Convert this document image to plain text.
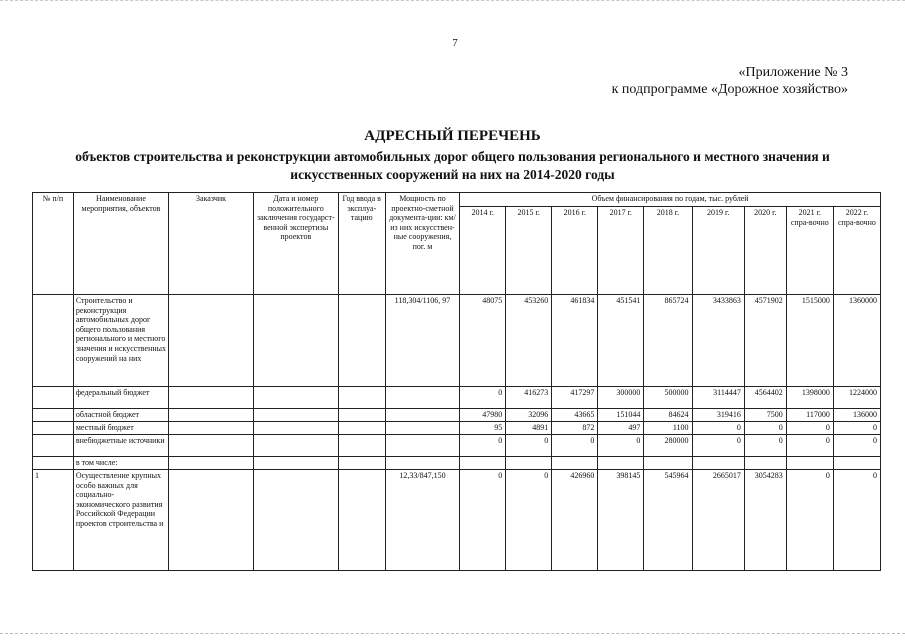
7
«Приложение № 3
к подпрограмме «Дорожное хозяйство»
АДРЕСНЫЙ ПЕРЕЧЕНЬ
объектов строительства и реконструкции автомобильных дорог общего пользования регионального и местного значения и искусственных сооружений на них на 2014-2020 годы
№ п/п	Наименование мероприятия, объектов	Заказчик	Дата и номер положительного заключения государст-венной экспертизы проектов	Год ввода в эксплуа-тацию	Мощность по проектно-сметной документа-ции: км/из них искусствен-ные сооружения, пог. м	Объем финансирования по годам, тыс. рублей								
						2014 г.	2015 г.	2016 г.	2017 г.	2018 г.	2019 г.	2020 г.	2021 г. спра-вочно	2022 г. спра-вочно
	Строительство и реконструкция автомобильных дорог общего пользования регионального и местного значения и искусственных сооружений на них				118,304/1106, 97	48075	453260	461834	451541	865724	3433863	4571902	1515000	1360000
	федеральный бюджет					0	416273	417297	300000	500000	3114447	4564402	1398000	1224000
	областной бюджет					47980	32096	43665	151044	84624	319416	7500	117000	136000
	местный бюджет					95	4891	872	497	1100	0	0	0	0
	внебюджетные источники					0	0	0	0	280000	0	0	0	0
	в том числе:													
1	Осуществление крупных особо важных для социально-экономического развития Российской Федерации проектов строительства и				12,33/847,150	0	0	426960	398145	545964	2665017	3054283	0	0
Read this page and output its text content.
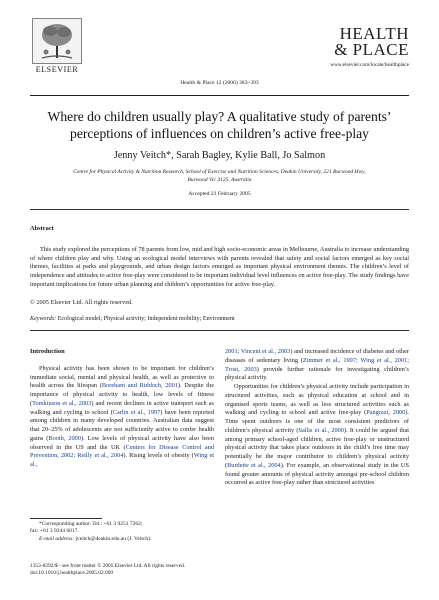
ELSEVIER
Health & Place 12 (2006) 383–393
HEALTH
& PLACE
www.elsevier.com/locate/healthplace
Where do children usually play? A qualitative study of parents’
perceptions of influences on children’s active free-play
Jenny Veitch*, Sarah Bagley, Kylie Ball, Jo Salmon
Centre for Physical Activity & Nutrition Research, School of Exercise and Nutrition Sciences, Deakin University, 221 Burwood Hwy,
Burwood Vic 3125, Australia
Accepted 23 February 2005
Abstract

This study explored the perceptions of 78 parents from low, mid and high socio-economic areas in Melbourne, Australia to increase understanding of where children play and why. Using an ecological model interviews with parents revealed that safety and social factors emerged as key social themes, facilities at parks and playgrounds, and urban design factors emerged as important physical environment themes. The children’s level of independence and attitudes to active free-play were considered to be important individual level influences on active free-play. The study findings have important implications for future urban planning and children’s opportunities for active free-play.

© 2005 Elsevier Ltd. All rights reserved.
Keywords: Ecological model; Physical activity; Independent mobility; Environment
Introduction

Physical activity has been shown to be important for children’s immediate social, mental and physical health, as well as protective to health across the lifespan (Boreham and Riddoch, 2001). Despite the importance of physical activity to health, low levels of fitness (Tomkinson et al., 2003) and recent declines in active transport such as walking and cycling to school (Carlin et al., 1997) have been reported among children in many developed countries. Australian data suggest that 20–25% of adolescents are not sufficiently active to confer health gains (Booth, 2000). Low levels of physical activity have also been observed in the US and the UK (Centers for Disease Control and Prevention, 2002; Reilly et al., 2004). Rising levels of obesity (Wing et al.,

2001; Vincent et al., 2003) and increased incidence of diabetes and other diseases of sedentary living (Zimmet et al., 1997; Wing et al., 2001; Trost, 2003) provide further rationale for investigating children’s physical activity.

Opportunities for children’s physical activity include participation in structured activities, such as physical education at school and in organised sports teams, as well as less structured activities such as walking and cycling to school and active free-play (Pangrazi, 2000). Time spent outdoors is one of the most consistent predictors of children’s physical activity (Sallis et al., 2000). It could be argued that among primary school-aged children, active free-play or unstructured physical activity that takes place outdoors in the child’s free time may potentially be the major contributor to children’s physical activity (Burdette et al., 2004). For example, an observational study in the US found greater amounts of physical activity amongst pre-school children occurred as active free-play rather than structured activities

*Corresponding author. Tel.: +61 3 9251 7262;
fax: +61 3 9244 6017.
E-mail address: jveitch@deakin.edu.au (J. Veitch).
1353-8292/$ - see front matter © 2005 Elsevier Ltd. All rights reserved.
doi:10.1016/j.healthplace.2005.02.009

◇ ◇ ◇ ◇ ◇ ◇ ◇

[Brief] Only lines holding the string "Veitch" are wanted; gather each one from the entries above.

[Full solution]
Jenny Veitch*, Sarah Bagley, Kylie Ball, Jo Salmon
E-mail address: jveitch@deakin.edu.au (J. Veitch).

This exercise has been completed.